### [GIVEN INSTRUCTION]
Exclude the pictures and return every line exactly as written.

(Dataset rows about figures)
========

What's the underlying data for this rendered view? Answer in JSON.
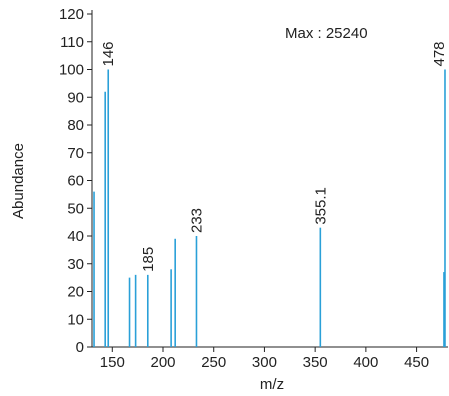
{
  "chart_data": {
    "type": "bar",
    "xlabel": "m/z",
    "ylabel": "Abundance",
    "xlim": [
      130,
      479
    ],
    "ylim": [
      0,
      120
    ],
    "x_ticks": [
      150,
      200,
      250,
      300,
      350,
      400,
      450
    ],
    "y_ticks": [
      0,
      10,
      20,
      30,
      40,
      50,
      60,
      70,
      80,
      90,
      100,
      110,
      120
    ],
    "annotation": "Max : 25240",
    "bar_color": "#2aa0d8",
    "peaks": [
      {
        "x": 132,
        "y": 56
      },
      {
        "x": 143,
        "y": 92
      },
      {
        "x": 146,
        "y": 100,
        "label": "146"
      },
      {
        "x": 167,
        "y": 25
      },
      {
        "x": 173,
        "y": 26
      },
      {
        "x": 185,
        "y": 26,
        "label": "185"
      },
      {
        "x": 208,
        "y": 28
      },
      {
        "x": 212,
        "y": 39
      },
      {
        "x": 233,
        "y": 40,
        "label": "233"
      },
      {
        "x": 355.1,
        "y": 43,
        "label": "355.1"
      },
      {
        "x": 477,
        "y": 27
      },
      {
        "x": 478,
        "y": 100,
        "label": "478"
      }
    ]
  }
}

========

### [FINAL RESULT]
What's the underlying data for this rendered view? Answer in JSON.
{
  "chart_data": {
    "type": "bar",
    "xlabel": "m/z",
    "ylabel": "Abundance",
    "xlim": [
      130,
      479
    ],
    "ylim": [
      0,
      120
    ],
    "x_ticks": [
      150,
      200,
      250,
      300,
      350,
      400,
      450
    ],
    "y_ticks": [
      0,
      10,
      20,
      30,
      40,
      50,
      60,
      70,
      80,
      90,
      100,
      110,
      120
    ],
    "annotation": "Max : 25240",
    "bar_color": "#2aa0d8",
    "peaks": [
      {
        "x": 132,
        "y": 56
      },
      {
        "x": 143,
        "y": 92
      },
      {
        "x": 146,
        "y": 100,
        "label": "146"
      },
      {
        "x": 167,
        "y": 25
      },
      {
        "x": 173,
        "y": 26
      },
      {
        "x": 185,
        "y": 26,
        "label": "185"
      },
      {
        "x": 208,
        "y": 28
      },
      {
        "x": 212,
        "y": 39
      },
      {
        "x": 233,
        "y": 40,
        "label": "233"
      },
      {
        "x": 355.1,
        "y": 43,
        "label": "355.1"
      },
      {
        "x": 477,
        "y": 27
      },
      {
        "x": 478,
        "y": 100,
        "label": "478"
      }
    ]
  }
}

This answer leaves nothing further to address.